* **REQUIRED WORK**:
Can you rewrite the rows below so that every "bounding box" becomes "enclosing box" and nothing else changes, leaving the pictures out?

* **EXTRACTED DATA**:

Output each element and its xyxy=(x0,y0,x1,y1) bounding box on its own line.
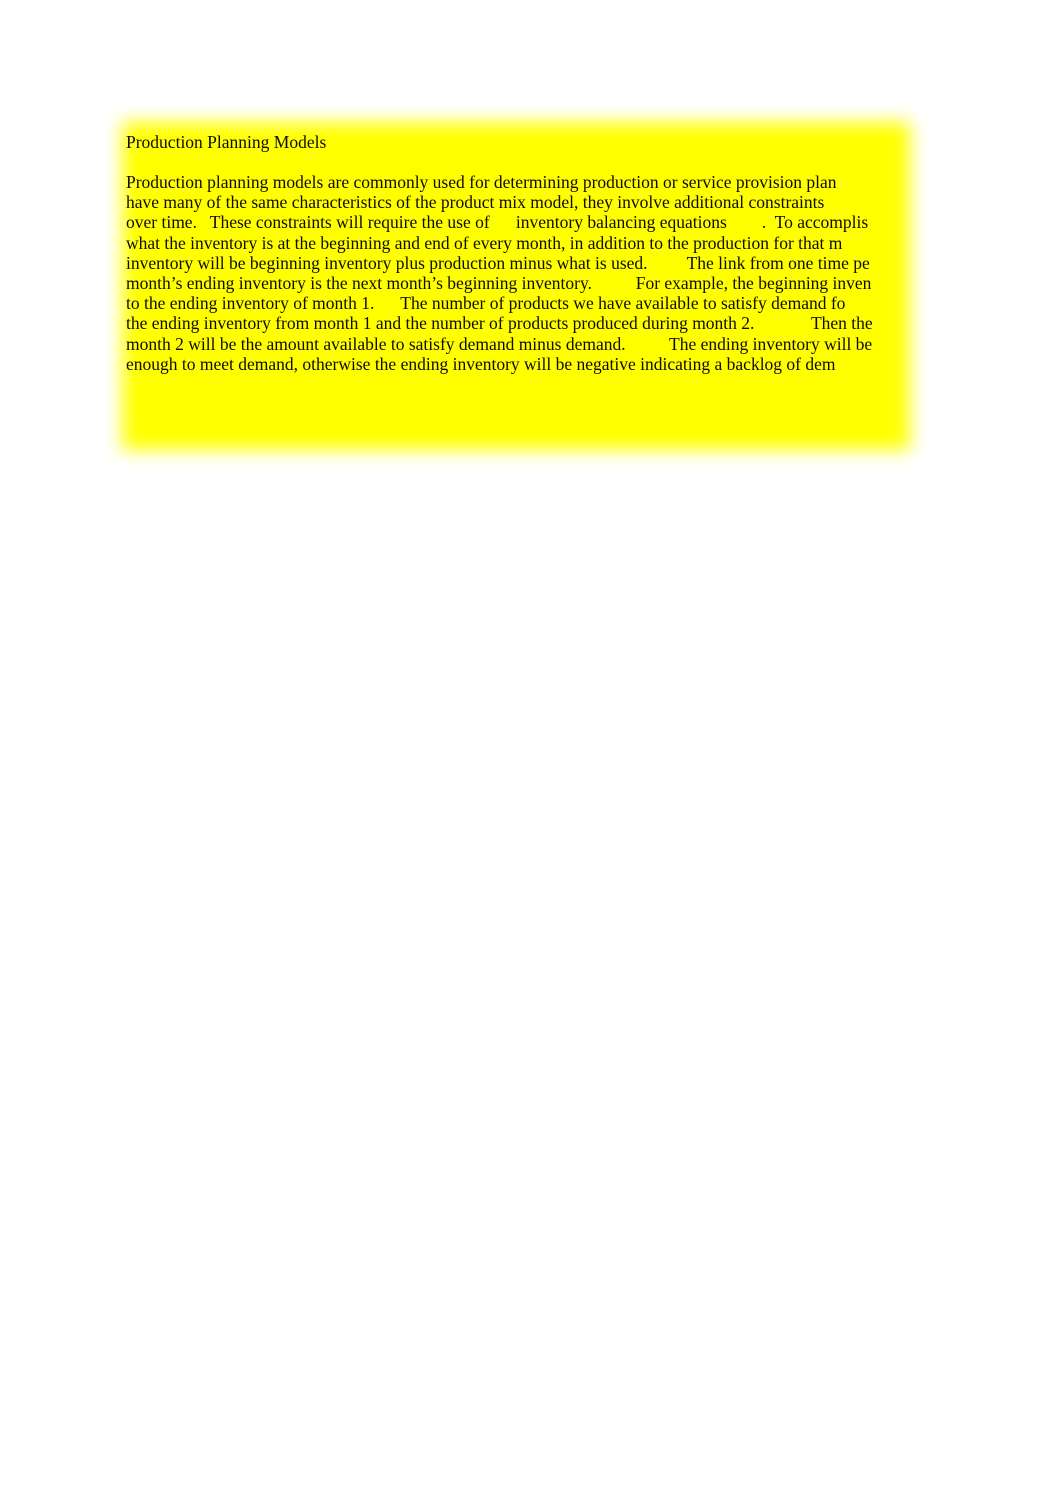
body-line: what the inventory is at the beginning a… xyxy=(126,232,843,253)
body-line: month’s ending inventory is the next mon… xyxy=(126,273,872,294)
body-line: Production planning models are commonly … xyxy=(126,172,837,192)
body-line: have many of the same characteristics of… xyxy=(126,192,825,213)
body-line: inventory will be beginning inventory pl… xyxy=(126,252,870,273)
document-page: Production Planning Models Production pl… xyxy=(0,0,1062,1506)
body-line: enough to meet demand, otherwise the end… xyxy=(126,353,836,374)
body-line: month 2 will be the amount available to … xyxy=(126,333,873,354)
body-line: the ending inventory from month 1 and th… xyxy=(126,313,873,334)
document-text-block: Production Planning Models Production pl… xyxy=(126,130,908,446)
page-title: Production Planning Models xyxy=(126,132,327,152)
body-line: to the ending inventory of month 1. The … xyxy=(126,293,846,314)
body-paragraph: Production planning models are commonly … xyxy=(126,172,908,374)
body-line: over time. These constraints will requir… xyxy=(126,212,869,233)
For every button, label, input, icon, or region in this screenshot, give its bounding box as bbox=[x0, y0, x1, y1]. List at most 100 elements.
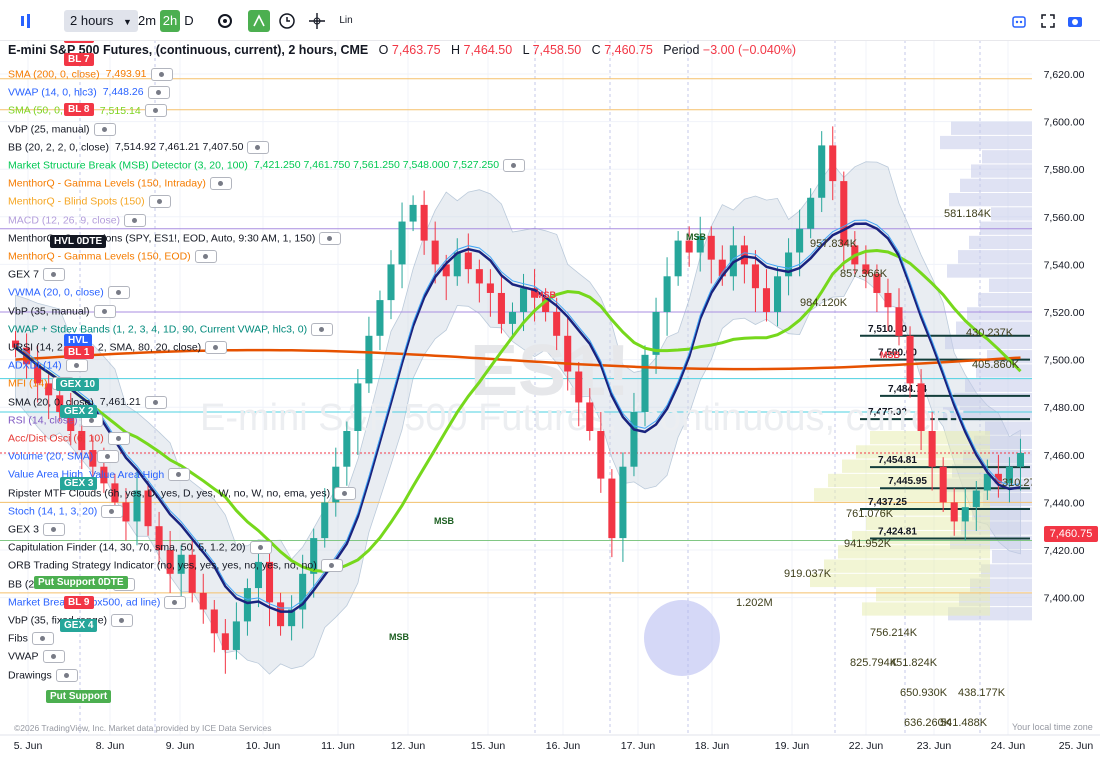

* **EXPECTED OUTPUT**:
Output each element and its xyxy=(x0,y0,x1,y1) enclosing box on its own line.
body-line: what the inventory is at the beginning a… xyxy=(126,232,843,253)
body-line: month’s ending inventory is the next mon… xyxy=(126,273,872,294)
body-line: Production planning models are commonly … xyxy=(126,172,837,192)
body-line: have many of the same characteristics of… xyxy=(126,192,825,213)
body-line: inventory will be beginning inventory pl… xyxy=(126,252,870,273)
document-page: Production Planning Models Production pl… xyxy=(0,0,1062,1506)
body-line: enough to meet demand, otherwise the end… xyxy=(126,353,836,374)
body-line: month 2 will be the amount available to … xyxy=(126,333,873,354)
body-line: the ending inventory from month 1 and th… xyxy=(126,313,873,334)
document-text-block: Production Planning Models Production pl… xyxy=(126,130,908,446)
page-title: Production Planning Models xyxy=(126,132,327,152)
body-line: to the ending inventory of month 1. The … xyxy=(126,293,846,314)
body-paragraph: Production planning models are commonly … xyxy=(126,172,908,374)
body-line: over time. These constraints will requir… xyxy=(126,212,869,233)
For every button, label, input, icon, or region in this screenshot, give its enclosing box as bbox=[x0, y0, x1, y1]. List at most 100 elements.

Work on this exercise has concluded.